-- WHAT TO DO --
How many lines in the records below contain "supraclavicular"? Reply with the number only.

##############################

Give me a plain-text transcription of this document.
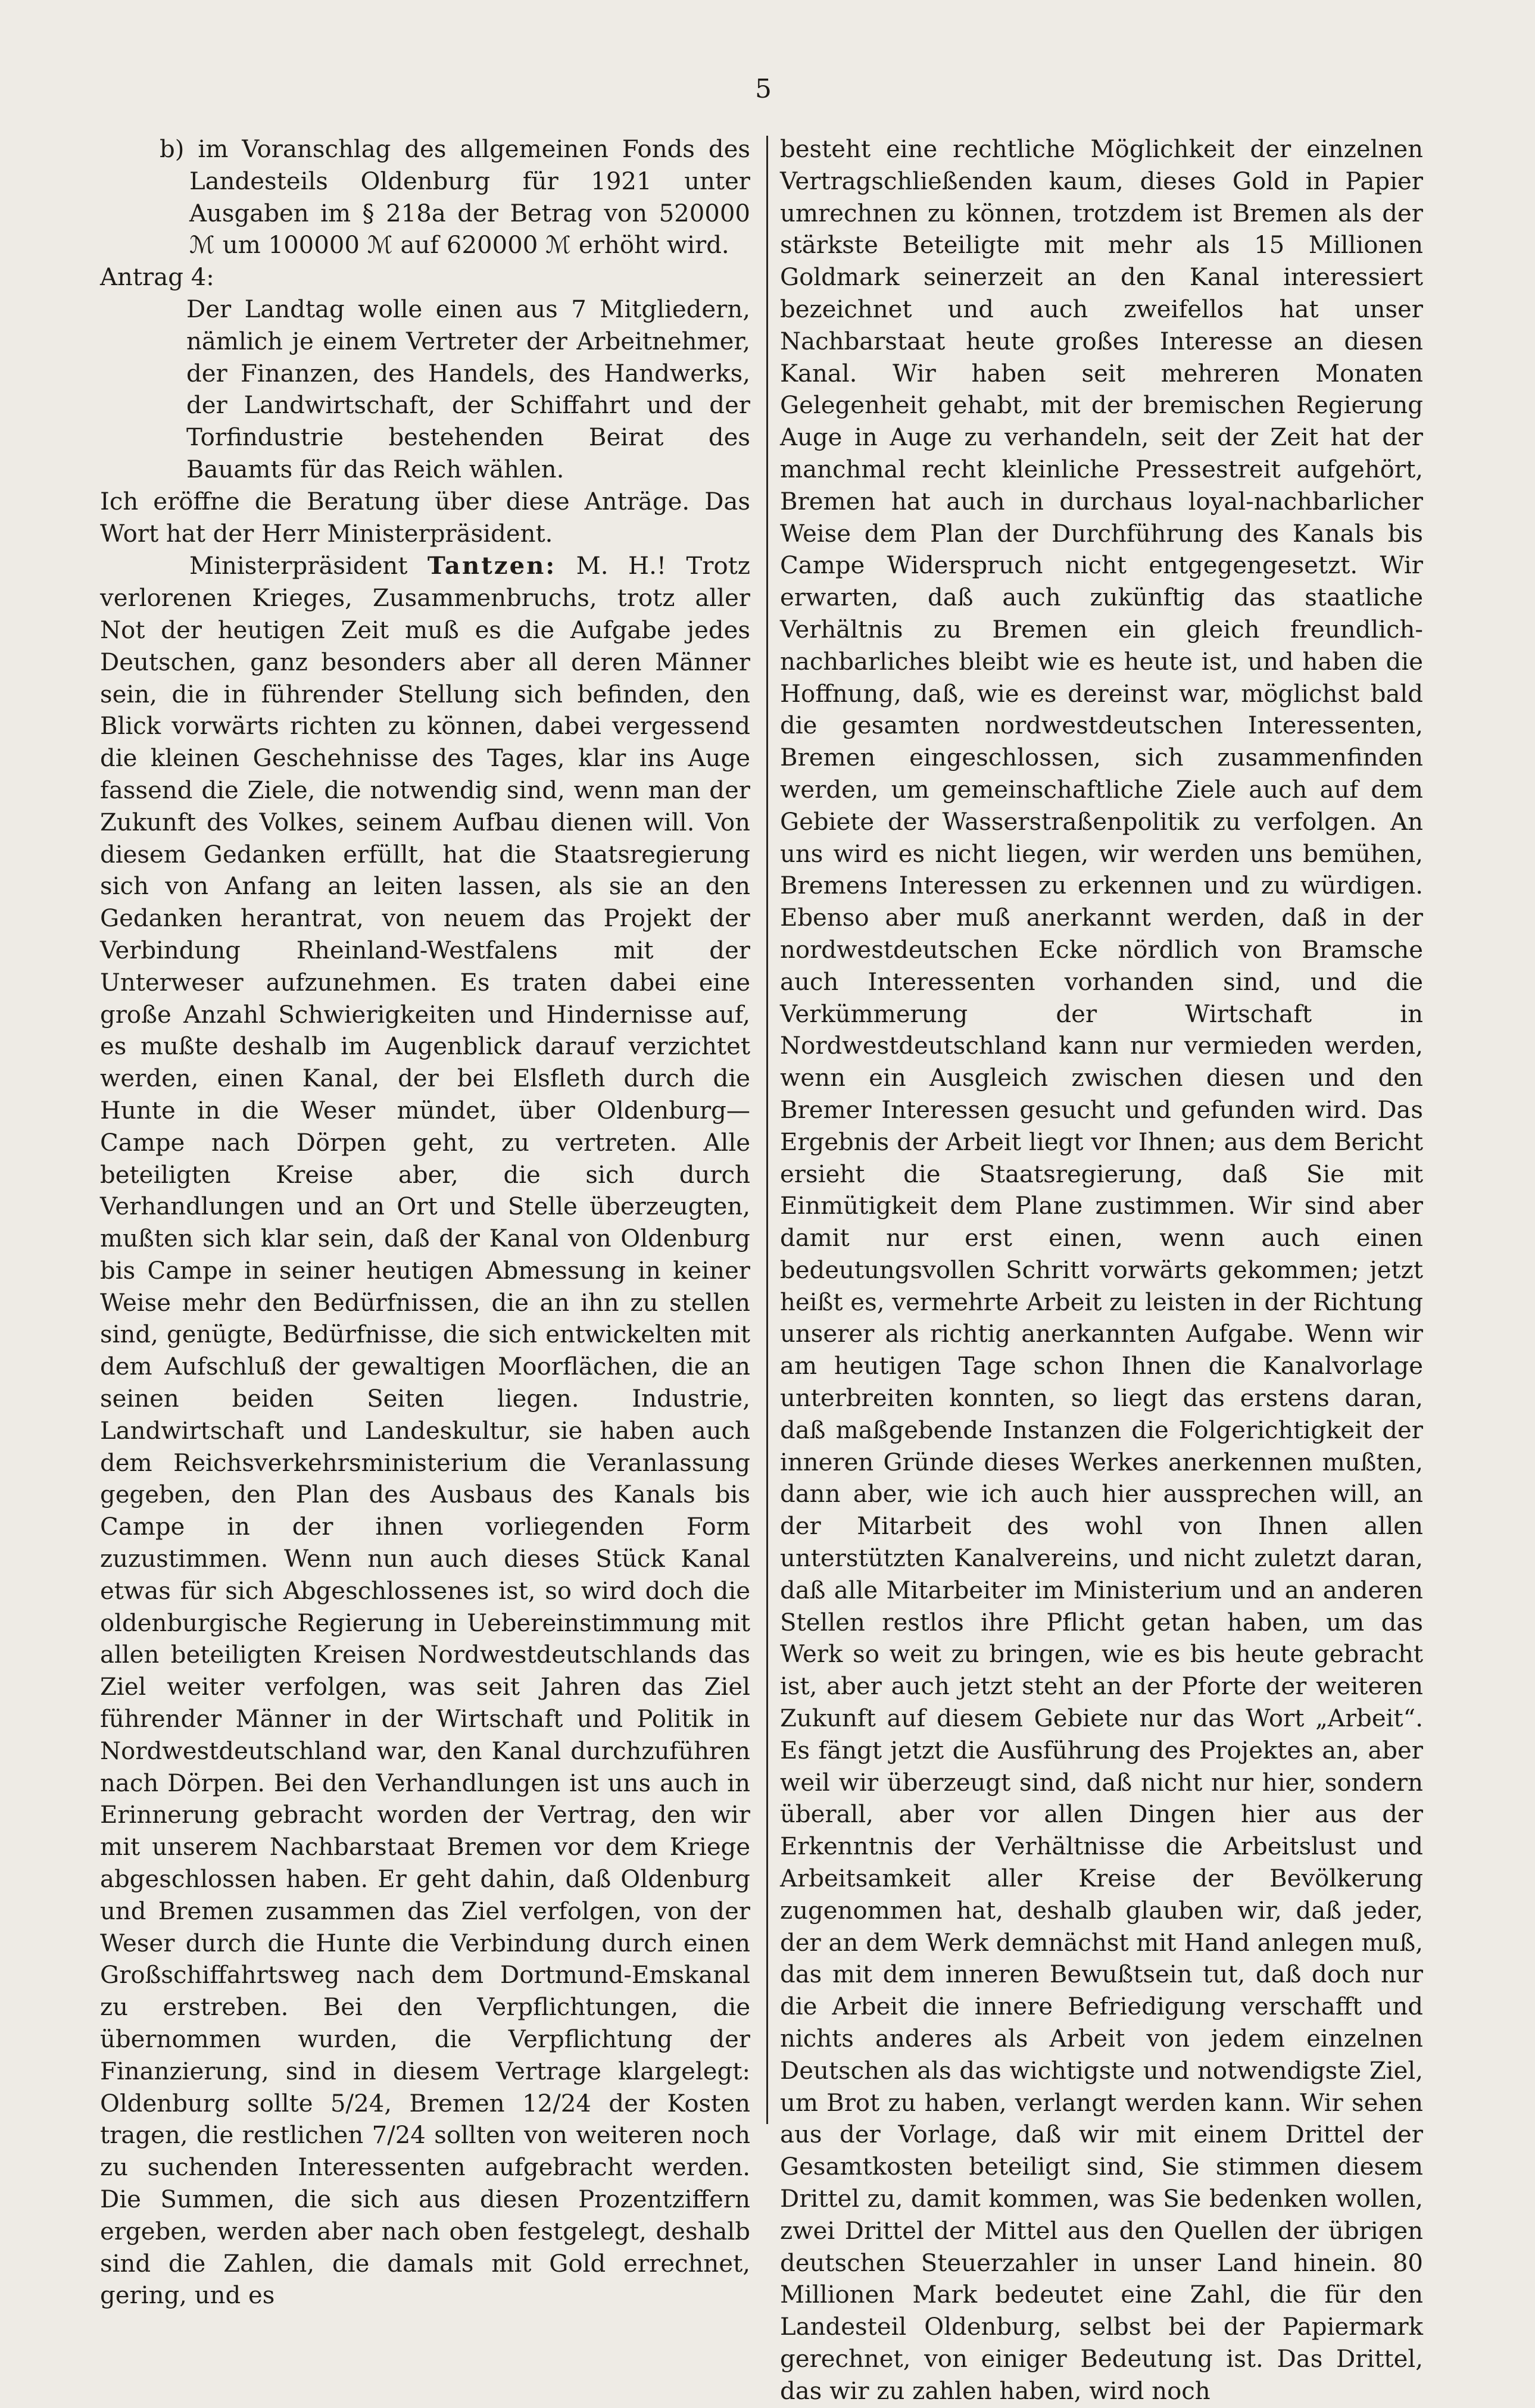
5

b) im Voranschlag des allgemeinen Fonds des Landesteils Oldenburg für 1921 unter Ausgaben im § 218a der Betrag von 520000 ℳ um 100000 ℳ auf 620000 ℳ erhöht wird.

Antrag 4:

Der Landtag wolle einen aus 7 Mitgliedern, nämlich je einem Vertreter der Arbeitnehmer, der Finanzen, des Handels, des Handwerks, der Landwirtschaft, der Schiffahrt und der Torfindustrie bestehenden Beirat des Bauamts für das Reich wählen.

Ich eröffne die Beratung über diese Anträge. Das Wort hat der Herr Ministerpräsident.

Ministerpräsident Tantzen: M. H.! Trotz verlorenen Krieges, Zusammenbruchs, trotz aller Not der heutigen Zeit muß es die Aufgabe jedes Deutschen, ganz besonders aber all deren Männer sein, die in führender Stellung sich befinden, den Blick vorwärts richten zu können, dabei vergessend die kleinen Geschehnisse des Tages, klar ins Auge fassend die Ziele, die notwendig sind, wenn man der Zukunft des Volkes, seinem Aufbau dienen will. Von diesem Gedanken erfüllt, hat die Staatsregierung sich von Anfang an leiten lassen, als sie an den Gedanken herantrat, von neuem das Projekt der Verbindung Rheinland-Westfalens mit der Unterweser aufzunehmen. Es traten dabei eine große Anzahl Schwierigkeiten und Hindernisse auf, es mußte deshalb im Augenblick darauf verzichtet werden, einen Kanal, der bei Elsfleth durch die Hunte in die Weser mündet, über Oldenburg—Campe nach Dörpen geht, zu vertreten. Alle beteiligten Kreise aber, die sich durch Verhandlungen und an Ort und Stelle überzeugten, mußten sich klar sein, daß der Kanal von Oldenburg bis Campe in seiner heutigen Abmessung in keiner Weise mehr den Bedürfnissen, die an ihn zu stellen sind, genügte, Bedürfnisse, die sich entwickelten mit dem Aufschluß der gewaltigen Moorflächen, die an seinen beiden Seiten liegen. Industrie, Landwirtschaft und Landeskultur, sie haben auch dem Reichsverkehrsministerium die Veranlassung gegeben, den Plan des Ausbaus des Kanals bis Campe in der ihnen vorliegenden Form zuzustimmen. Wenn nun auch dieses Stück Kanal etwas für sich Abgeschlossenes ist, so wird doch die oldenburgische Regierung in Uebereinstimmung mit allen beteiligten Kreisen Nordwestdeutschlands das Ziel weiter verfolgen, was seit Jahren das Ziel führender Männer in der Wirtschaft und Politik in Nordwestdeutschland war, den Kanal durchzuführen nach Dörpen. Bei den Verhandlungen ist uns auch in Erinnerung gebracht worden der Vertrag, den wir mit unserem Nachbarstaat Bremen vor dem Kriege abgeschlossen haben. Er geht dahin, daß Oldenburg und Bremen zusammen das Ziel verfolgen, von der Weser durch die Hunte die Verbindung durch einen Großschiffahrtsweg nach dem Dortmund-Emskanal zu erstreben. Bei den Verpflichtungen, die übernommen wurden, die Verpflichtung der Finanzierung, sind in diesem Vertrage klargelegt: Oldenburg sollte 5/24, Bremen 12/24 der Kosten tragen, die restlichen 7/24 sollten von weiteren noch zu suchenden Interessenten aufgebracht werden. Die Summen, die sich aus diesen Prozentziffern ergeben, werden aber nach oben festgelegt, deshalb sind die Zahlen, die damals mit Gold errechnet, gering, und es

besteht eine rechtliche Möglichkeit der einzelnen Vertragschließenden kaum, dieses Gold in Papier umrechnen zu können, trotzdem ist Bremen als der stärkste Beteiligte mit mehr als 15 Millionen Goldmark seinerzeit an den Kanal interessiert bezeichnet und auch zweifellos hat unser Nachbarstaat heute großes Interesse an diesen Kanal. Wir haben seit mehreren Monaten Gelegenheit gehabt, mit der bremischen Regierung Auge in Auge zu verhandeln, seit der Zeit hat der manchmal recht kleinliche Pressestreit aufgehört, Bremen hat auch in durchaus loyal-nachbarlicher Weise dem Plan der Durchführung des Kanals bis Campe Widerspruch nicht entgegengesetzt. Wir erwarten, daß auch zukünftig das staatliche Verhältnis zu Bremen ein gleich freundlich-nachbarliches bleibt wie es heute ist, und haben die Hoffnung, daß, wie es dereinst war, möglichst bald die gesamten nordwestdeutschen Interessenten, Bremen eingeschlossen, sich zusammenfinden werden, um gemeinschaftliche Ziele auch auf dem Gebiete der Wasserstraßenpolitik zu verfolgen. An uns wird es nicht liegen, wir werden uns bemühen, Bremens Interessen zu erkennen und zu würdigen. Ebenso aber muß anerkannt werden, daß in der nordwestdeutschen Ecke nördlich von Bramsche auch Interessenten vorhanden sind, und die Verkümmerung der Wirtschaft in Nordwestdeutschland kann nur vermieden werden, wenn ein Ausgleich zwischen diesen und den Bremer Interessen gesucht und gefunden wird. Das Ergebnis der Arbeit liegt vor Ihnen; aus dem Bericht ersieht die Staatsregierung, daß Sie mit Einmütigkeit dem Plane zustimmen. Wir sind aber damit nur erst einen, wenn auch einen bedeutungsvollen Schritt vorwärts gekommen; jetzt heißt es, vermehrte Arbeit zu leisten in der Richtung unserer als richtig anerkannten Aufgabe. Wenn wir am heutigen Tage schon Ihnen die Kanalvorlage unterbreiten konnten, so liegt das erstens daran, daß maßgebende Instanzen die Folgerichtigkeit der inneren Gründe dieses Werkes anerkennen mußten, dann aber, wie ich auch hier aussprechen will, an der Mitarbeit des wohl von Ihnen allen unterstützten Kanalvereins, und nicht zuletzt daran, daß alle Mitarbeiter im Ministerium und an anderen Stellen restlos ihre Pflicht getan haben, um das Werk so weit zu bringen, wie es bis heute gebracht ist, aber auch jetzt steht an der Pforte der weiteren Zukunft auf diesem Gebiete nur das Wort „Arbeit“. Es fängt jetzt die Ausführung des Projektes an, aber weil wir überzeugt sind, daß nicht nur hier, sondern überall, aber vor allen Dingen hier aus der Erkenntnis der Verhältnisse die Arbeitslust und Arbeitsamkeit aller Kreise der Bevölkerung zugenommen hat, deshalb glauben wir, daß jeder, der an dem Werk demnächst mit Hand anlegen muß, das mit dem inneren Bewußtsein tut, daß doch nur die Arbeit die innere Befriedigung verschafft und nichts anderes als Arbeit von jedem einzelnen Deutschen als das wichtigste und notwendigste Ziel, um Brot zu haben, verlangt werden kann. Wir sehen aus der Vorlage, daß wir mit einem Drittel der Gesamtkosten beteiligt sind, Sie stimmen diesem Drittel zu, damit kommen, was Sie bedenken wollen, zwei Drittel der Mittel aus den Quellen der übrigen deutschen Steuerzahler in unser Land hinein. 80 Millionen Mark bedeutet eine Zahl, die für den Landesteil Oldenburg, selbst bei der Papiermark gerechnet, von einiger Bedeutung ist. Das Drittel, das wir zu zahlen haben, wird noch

##############################

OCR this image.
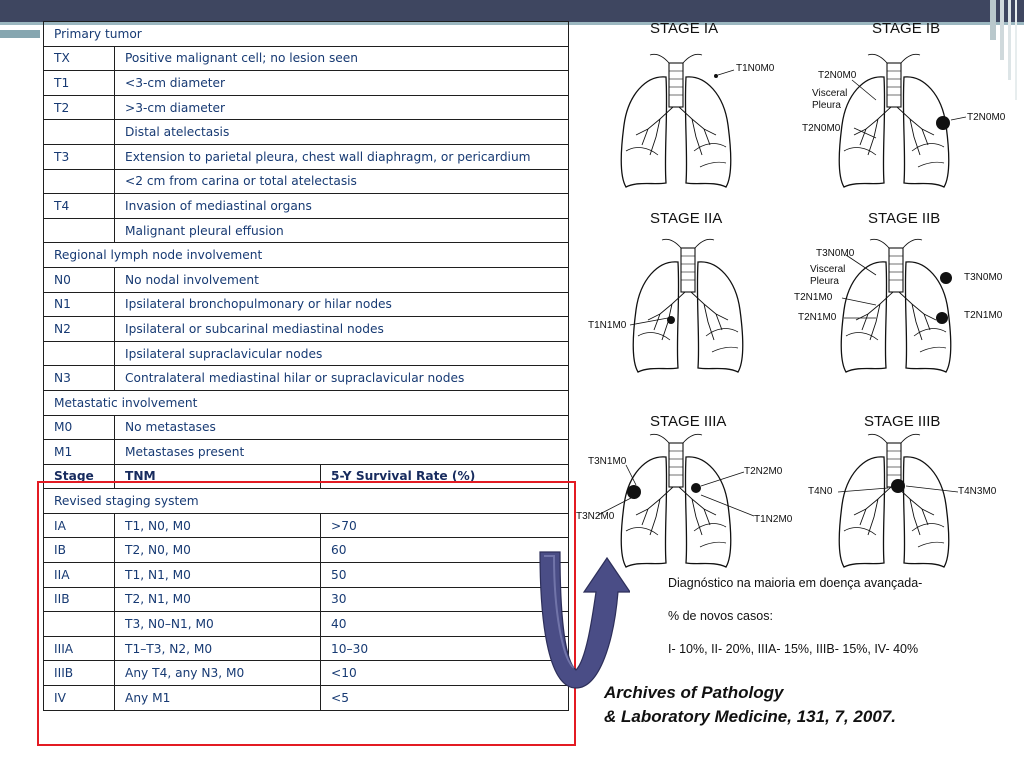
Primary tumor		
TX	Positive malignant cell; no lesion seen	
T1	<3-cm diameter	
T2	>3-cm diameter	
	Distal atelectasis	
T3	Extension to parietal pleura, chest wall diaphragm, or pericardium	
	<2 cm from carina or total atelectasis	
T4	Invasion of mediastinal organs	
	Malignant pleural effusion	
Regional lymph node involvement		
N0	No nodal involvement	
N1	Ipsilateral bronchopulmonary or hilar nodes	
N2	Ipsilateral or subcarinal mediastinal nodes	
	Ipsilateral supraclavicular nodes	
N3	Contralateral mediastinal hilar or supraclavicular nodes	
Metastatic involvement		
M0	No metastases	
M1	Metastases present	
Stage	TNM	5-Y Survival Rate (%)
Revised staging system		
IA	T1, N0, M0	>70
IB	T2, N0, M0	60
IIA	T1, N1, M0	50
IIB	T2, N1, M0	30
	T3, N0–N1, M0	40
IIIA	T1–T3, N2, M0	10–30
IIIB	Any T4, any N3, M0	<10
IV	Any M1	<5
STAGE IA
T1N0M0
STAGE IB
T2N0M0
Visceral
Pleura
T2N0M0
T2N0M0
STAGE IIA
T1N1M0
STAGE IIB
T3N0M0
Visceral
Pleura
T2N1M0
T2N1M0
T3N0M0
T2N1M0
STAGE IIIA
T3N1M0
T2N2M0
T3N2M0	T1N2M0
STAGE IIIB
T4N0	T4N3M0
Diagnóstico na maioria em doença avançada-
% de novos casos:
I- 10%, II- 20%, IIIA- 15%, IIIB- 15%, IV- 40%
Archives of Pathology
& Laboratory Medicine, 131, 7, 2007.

##############################

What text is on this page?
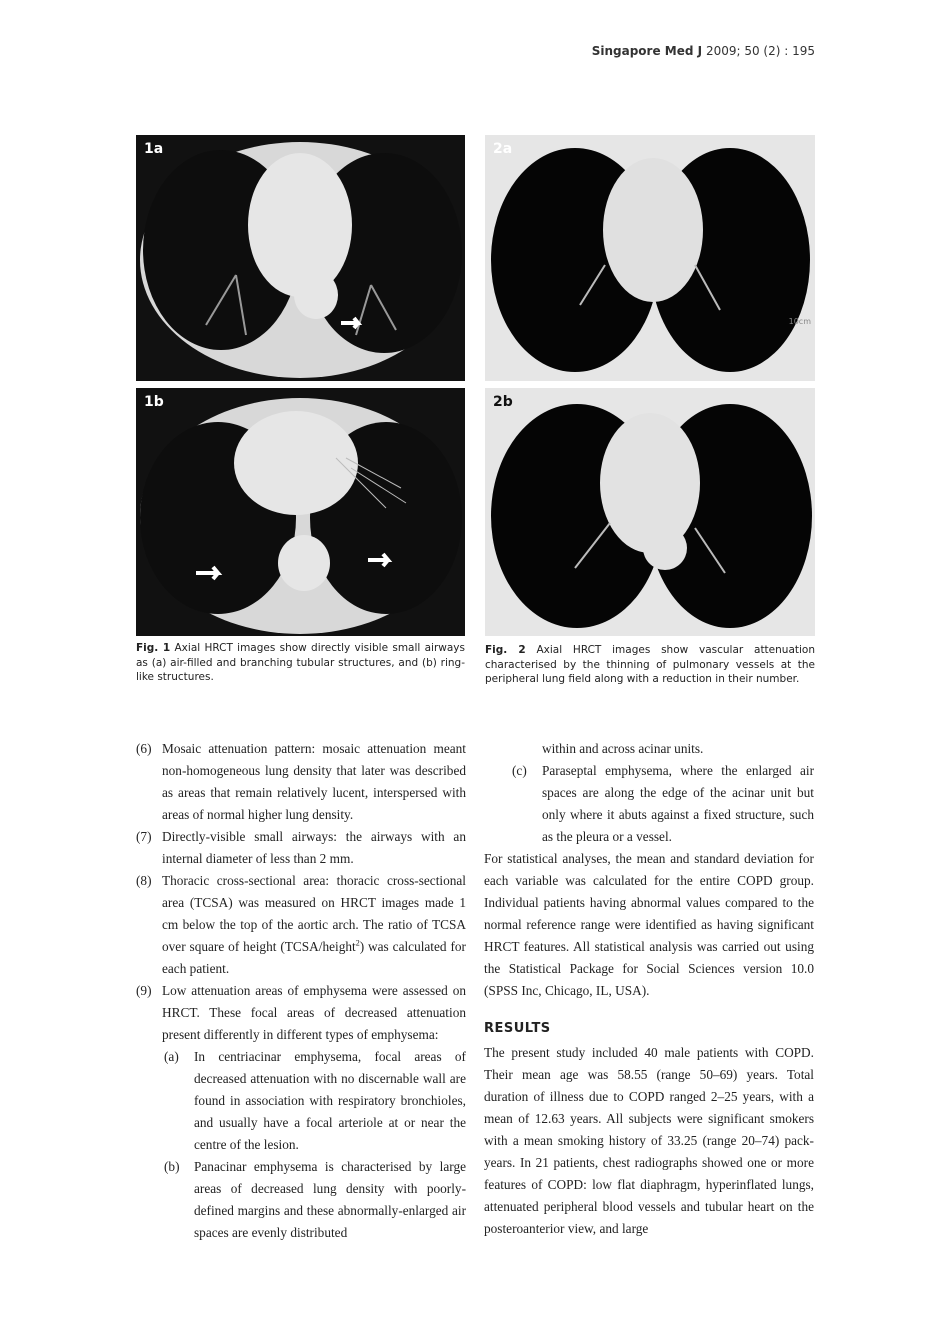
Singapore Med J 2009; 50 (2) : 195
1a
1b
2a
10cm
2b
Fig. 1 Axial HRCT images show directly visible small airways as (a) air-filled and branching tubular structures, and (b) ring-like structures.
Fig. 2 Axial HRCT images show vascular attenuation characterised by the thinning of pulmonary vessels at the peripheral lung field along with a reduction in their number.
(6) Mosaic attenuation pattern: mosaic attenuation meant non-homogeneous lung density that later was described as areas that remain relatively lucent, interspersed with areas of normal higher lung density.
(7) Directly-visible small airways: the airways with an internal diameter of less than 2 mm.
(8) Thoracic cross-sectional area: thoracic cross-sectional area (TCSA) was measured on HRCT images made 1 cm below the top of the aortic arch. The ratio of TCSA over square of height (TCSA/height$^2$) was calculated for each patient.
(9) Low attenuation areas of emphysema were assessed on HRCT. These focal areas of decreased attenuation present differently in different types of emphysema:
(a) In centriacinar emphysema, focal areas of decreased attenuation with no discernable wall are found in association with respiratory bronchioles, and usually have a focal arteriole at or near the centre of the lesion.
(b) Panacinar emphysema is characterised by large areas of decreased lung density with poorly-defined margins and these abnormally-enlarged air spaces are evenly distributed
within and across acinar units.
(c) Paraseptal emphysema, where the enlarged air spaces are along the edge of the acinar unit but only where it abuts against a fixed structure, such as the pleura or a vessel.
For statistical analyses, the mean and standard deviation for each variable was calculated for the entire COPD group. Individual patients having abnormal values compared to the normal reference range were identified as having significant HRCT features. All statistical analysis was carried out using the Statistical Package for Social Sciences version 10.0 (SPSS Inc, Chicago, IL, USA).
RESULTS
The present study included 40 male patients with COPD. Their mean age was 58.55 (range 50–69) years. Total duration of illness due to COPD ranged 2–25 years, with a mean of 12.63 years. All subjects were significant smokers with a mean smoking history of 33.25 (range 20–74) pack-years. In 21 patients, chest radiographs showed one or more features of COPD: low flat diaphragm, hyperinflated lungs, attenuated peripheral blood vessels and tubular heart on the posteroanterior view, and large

##############################

-- ANSWER --
2